Records from a data collection
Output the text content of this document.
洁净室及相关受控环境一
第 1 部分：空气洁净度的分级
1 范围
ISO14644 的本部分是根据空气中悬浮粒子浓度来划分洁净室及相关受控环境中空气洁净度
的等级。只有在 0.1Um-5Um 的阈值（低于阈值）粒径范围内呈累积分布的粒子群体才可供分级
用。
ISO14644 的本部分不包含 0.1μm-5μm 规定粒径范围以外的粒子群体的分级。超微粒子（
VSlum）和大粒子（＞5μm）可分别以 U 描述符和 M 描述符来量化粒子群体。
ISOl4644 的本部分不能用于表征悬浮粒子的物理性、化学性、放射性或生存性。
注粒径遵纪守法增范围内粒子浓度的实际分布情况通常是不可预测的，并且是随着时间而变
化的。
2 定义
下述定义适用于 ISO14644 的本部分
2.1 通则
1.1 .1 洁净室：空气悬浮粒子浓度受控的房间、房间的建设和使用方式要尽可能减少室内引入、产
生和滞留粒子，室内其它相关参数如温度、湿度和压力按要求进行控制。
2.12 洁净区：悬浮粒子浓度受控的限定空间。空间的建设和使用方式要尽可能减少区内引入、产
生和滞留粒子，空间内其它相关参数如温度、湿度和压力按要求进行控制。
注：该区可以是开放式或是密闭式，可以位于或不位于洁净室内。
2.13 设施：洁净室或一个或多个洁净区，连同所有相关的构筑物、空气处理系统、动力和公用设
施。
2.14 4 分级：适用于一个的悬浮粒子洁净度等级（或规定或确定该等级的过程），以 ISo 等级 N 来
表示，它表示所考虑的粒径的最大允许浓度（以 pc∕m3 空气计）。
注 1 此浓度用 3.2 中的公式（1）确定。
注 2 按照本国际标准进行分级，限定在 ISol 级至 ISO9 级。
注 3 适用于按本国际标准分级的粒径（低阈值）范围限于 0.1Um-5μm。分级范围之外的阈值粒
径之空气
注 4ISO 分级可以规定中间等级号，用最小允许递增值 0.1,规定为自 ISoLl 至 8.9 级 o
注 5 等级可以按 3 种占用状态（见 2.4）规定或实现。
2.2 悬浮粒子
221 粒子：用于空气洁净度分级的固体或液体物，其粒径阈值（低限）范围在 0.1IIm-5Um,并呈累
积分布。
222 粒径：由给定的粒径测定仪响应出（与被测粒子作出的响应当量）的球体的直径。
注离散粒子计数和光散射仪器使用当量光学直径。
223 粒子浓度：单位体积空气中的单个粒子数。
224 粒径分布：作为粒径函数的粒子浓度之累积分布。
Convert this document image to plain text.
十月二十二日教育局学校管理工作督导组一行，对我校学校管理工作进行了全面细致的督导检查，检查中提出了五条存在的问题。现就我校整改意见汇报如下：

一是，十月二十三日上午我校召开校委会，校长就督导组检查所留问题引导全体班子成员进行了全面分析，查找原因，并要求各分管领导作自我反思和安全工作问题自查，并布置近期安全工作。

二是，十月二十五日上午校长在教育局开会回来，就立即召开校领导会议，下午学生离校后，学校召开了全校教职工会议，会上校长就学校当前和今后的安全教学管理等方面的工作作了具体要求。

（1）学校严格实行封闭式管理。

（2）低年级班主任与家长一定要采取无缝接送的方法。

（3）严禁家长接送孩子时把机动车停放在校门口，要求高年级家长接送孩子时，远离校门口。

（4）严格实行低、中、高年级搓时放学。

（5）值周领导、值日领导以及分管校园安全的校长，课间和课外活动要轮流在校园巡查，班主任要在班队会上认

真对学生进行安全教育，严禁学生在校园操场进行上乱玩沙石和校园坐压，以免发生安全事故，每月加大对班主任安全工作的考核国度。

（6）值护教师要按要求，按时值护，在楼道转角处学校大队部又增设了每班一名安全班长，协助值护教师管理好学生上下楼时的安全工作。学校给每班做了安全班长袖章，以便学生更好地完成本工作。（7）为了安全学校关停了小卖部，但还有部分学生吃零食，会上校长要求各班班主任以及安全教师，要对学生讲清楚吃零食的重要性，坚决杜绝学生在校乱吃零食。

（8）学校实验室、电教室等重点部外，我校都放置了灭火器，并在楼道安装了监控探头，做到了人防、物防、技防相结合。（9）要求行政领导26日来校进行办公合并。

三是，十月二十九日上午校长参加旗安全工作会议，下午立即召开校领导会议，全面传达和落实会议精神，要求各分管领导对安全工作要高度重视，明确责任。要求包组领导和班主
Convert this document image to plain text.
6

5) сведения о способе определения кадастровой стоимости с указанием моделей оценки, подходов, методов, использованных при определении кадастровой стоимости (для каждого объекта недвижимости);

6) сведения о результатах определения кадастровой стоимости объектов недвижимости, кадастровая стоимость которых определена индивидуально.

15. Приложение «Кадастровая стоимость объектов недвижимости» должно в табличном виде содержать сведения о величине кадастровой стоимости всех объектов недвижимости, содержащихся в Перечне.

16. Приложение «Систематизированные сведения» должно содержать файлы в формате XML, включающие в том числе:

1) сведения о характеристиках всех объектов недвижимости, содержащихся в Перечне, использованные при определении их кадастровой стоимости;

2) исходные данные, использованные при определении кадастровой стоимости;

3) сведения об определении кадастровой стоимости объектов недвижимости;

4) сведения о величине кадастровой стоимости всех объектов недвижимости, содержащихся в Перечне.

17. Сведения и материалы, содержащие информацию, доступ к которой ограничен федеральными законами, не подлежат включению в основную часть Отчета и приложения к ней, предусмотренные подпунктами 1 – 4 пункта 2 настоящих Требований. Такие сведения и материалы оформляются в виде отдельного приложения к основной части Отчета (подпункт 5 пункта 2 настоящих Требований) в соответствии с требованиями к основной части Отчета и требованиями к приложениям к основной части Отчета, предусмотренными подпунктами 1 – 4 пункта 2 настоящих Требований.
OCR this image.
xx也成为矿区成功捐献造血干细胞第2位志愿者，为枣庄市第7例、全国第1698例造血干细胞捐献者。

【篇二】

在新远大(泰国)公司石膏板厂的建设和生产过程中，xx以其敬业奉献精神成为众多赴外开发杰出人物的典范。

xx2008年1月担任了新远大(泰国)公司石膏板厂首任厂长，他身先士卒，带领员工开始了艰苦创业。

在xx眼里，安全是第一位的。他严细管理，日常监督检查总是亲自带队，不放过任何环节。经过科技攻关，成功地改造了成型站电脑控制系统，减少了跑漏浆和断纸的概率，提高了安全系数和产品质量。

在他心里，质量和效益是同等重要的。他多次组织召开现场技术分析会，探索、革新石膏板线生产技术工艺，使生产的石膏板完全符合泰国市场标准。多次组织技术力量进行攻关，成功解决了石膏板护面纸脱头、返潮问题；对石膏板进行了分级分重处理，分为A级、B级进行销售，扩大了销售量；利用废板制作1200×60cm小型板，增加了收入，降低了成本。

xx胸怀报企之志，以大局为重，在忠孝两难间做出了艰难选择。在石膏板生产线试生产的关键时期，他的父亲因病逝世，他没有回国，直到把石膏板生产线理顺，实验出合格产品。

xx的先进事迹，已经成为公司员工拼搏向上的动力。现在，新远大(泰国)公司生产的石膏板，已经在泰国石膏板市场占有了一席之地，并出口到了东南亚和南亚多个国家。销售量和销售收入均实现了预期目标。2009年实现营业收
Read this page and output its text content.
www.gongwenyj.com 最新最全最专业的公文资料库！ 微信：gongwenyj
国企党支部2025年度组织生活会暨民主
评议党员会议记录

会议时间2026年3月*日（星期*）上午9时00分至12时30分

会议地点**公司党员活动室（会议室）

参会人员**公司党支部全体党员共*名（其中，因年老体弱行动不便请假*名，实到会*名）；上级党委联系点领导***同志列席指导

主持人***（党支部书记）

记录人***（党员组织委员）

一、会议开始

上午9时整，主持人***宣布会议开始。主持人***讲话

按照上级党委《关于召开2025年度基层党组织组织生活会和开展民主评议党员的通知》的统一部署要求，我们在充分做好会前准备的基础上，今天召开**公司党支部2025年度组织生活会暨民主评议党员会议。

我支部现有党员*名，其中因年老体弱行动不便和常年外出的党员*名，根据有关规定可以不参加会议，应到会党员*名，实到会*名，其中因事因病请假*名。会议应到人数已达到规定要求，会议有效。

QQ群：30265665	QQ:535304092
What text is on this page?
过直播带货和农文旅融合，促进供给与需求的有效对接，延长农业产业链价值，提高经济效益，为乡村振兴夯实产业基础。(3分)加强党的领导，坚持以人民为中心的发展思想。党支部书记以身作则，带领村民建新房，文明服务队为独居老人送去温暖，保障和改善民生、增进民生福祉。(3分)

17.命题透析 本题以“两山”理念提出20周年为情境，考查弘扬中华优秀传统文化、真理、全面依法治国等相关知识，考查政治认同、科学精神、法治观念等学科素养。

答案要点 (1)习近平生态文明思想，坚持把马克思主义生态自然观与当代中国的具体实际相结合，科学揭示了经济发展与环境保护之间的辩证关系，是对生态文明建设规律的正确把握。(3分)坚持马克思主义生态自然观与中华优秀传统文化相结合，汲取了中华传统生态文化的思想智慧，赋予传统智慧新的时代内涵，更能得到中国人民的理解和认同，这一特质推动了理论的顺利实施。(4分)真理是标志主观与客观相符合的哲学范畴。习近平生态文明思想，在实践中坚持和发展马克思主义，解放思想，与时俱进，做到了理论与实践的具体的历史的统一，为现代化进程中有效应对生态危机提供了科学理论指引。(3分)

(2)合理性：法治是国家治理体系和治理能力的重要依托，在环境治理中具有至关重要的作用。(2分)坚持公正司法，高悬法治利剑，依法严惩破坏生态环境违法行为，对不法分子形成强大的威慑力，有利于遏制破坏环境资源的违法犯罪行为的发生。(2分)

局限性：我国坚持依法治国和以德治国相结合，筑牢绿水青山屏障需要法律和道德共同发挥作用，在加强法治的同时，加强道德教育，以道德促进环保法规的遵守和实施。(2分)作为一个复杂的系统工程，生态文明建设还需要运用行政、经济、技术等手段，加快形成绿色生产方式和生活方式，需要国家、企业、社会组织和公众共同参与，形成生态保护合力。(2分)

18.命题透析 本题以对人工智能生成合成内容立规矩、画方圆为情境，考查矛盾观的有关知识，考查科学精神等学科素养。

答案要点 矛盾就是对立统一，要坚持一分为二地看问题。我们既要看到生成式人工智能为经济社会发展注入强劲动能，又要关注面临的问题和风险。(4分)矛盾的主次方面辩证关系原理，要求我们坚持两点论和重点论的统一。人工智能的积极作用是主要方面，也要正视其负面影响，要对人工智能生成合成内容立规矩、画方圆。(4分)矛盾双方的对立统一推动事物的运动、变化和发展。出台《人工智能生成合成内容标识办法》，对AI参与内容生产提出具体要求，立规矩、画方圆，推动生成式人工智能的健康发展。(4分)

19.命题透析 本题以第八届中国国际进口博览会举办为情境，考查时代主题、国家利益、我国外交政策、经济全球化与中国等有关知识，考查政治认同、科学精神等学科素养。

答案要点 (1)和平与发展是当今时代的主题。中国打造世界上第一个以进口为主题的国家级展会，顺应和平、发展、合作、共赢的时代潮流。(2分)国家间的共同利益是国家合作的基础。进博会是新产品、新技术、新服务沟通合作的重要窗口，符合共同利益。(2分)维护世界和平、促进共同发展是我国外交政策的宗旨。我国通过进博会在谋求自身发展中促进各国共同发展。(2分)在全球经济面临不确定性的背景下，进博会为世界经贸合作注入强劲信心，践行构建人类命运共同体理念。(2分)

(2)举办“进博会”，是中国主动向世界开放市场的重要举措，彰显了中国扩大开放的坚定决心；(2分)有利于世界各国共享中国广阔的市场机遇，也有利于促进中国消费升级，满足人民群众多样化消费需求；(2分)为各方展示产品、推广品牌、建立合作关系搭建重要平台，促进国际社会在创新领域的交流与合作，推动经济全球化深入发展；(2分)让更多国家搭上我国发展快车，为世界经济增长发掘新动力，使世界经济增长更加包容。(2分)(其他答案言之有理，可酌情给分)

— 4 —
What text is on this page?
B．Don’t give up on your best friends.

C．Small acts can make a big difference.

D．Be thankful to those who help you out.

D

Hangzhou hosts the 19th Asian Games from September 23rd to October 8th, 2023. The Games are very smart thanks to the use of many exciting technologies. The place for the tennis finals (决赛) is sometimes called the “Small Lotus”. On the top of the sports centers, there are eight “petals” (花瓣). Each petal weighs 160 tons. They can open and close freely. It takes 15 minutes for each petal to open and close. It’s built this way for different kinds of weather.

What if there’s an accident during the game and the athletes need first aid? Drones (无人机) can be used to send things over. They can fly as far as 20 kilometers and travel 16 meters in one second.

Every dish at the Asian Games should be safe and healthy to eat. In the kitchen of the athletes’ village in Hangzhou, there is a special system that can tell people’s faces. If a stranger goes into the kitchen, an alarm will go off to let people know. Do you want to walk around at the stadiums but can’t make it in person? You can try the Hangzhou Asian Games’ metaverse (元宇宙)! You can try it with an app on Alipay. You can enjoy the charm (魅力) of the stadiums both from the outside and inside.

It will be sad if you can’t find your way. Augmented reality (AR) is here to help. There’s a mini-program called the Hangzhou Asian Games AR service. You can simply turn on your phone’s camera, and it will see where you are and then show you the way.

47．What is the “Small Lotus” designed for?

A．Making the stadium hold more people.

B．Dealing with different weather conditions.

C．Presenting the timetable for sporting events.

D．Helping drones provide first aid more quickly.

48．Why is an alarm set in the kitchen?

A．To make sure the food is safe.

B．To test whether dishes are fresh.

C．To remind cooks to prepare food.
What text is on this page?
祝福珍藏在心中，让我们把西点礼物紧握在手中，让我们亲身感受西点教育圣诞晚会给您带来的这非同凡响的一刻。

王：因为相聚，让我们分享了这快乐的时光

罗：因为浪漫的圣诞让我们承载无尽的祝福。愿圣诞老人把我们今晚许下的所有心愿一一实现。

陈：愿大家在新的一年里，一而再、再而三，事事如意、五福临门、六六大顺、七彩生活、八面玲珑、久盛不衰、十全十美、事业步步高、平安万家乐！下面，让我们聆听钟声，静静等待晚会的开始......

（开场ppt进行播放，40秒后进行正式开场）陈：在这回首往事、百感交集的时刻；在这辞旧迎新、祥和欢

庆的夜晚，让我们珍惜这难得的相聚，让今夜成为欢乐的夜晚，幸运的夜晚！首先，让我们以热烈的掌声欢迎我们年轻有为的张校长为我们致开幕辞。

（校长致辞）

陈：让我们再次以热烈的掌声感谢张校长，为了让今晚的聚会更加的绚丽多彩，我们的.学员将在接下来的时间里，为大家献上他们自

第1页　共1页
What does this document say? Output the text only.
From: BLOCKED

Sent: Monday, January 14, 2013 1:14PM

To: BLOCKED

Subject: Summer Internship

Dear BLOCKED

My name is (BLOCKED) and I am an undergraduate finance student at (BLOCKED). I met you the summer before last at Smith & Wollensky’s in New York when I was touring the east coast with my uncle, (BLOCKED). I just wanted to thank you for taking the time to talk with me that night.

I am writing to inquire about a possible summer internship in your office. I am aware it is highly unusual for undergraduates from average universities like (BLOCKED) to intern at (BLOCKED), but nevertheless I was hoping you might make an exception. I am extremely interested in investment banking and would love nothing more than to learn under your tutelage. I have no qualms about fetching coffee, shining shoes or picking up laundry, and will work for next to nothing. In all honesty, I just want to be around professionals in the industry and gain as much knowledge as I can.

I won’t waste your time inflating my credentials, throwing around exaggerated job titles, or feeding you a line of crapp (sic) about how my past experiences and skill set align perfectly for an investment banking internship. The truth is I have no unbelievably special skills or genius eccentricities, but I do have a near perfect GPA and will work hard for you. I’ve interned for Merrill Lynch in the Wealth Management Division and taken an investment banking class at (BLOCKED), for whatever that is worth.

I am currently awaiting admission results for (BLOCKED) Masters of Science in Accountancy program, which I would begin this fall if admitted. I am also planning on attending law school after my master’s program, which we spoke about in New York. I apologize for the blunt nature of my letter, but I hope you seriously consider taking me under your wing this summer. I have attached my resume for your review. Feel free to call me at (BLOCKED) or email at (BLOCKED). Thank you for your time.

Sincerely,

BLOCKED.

What the exercise asks: Select the lines that carry the string "определения" and copy them.

Answer to the problem:
5) сведения о способе определения кадастровой стоимости с указанием моделей оценки, подходов, методов, использованных при определении кадастровой стоимости (для каждого объекта недвижимости);
6) сведения о результатах определения кадастровой стоимости объектов недвижимости, кадастровая стоимость которых определена индивидуально.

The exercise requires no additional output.